Data entries
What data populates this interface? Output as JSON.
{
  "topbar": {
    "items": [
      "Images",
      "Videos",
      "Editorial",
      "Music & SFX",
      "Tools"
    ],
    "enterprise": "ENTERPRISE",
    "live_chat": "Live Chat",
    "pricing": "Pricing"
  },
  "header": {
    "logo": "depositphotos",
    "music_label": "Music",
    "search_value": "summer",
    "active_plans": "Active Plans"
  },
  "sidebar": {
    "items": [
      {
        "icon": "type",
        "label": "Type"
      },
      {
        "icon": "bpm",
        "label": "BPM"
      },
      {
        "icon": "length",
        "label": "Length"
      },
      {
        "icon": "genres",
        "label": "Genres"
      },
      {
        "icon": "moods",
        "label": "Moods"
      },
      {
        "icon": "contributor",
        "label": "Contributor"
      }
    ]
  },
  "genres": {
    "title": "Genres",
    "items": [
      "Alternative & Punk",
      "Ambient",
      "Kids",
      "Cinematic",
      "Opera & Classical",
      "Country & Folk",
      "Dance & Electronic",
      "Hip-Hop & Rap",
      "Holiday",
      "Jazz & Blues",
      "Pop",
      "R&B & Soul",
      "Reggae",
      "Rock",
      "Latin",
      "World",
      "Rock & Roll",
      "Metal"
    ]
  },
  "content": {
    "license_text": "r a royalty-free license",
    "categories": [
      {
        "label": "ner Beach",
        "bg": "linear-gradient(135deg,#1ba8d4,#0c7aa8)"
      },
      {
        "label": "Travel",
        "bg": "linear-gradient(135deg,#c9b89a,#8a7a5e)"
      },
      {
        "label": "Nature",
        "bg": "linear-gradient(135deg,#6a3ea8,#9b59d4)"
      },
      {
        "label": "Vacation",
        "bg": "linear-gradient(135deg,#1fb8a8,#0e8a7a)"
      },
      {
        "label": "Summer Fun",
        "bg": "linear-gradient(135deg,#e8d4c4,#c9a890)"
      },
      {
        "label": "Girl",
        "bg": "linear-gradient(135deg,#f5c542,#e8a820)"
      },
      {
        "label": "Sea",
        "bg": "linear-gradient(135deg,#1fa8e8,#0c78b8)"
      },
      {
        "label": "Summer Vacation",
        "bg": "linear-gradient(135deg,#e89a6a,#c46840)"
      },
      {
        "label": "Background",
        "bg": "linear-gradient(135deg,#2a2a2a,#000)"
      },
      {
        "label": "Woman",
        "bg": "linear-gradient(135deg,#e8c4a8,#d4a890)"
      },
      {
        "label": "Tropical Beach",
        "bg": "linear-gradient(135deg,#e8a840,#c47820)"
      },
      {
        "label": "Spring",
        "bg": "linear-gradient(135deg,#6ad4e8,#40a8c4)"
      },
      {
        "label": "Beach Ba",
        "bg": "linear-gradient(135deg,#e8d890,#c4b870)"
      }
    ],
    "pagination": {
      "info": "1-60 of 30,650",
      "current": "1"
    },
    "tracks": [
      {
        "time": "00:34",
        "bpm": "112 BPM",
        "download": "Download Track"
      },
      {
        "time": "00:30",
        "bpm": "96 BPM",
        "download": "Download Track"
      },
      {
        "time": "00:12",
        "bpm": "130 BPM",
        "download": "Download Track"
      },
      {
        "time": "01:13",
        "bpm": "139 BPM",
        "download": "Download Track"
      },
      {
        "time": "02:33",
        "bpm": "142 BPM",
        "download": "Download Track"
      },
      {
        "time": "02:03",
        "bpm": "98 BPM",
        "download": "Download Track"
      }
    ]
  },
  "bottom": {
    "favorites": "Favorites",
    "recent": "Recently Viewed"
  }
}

**What you have to do**
Each record above should be output again exactly.

**Worked solution**
What data populates this interface? Output as JSON.
{
  "topbar": {
    "items": [
      "Images",
      "Videos",
      "Editorial",
      "Music & SFX",
      "Tools"
    ],
    "enterprise": "ENTERPRISE",
    "live_chat": "Live Chat",
    "pricing": "Pricing"
  },
  "header": {
    "logo": "depositphotos",
    "music_label": "Music",
    "search_value": "summer",
    "active_plans": "Active Plans"
  },
  "sidebar": {
    "items": [
      {
        "icon": "type",
        "label": "Type"
      },
      {
        "icon": "bpm",
        "label": "BPM"
      },
      {
        "icon": "length",
        "label": "Length"
      },
      {
        "icon": "genres",
        "label": "Genres"
      },
      {
        "icon": "moods",
        "label": "Moods"
      },
      {
        "icon": "contributor",
        "label": "Contributor"
      }
    ]
  },
  "genres": {
    "title": "Genres",
    "items": [
      "Alternative & Punk",
      "Ambient",
      "Kids",
      "Cinematic",
      "Opera & Classical",
      "Country & Folk",
      "Dance & Electronic",
      "Hip-Hop & Rap",
      "Holiday",
      "Jazz & Blues",
      "Pop",
      "R&B & Soul",
      "Reggae",
      "Rock",
      "Latin",
      "World",
      "Rock & Roll",
      "Metal"
    ]
  },
  "content": {
    "license_text": "r a royalty-free license",
    "categories": [
      {
        "label": "ner Beach",
        "bg": "linear-gradient(135deg,#1ba8d4,#0c7aa8)"
      },
      {
        "label": "Travel",
        "bg": "linear-gradient(135deg,#c9b89a,#8a7a5e)"
      },
      {
        "label": "Nature",
        "bg": "linear-gradient(135deg,#6a3ea8,#9b59d4)"
      },
      {
        "label": "Vacation",
        "bg": "linear-gradient(135deg,#1fb8a8,#0e8a7a)"
      },
      {
        "label": "Summer Fun",
        "bg": "linear-gradient(135deg,#e8d4c4,#c9a890)"
      },
      {
        "label": "Girl",
        "bg": "linear-gradient(135deg,#f5c542,#e8a820)"
      },
      {
        "label": "Sea",
        "bg": "linear-gradient(135deg,#1fa8e8,#0c78b8)"
      },
      {
        "label": "Summer Vacation",
        "bg": "linear-gradient(135deg,#e89a6a,#c46840)"
      },
      {
        "label": "Background",
        "bg": "linear-gradient(135deg,#2a2a2a,#000)"
      },
      {
        "label": "Woman",
        "bg": "linear-gradient(135deg,#e8c4a8,#d4a890)"
      },
      {
        "label": "Tropical Beach",
        "bg": "linear-gradient(135deg,#e8a840,#c47820)"
      },
      {
        "label": "Spring",
        "bg": "linear-gradient(135deg,#6ad4e8,#40a8c4)"
      },
      {
        "label": "Beach Ba",
        "bg": "linear-gradient(135deg,#e8d890,#c4b870)"
      }
    ],
    "pagination": {
      "info": "1-60 of 30,650",
      "current": "1"
    },
    "tracks": [
      {
        "time": "00:34",
        "bpm": "112 BPM",
        "download": "Download Track"
      },
      {
        "time": "00:30",
        "bpm": "96 BPM",
        "download": "Download Track"
      },
      {
        "time": "00:12",
        "bpm": "130 BPM",
        "download": "Download Track"
      },
      {
        "time": "01:13",
        "bpm": "139 BPM",
        "download": "Download Track"
      },
      {
        "time": "02:33",
        "bpm": "142 BPM",
        "download": "Download Track"
      },
      {
        "time": "02:03",
        "bpm": "98 BPM",
        "download": "Download Track"
      }
    ]
  },
  "bottom": {
    "favorites": "Favorites",
    "recent": "Recently Viewed"
  }
}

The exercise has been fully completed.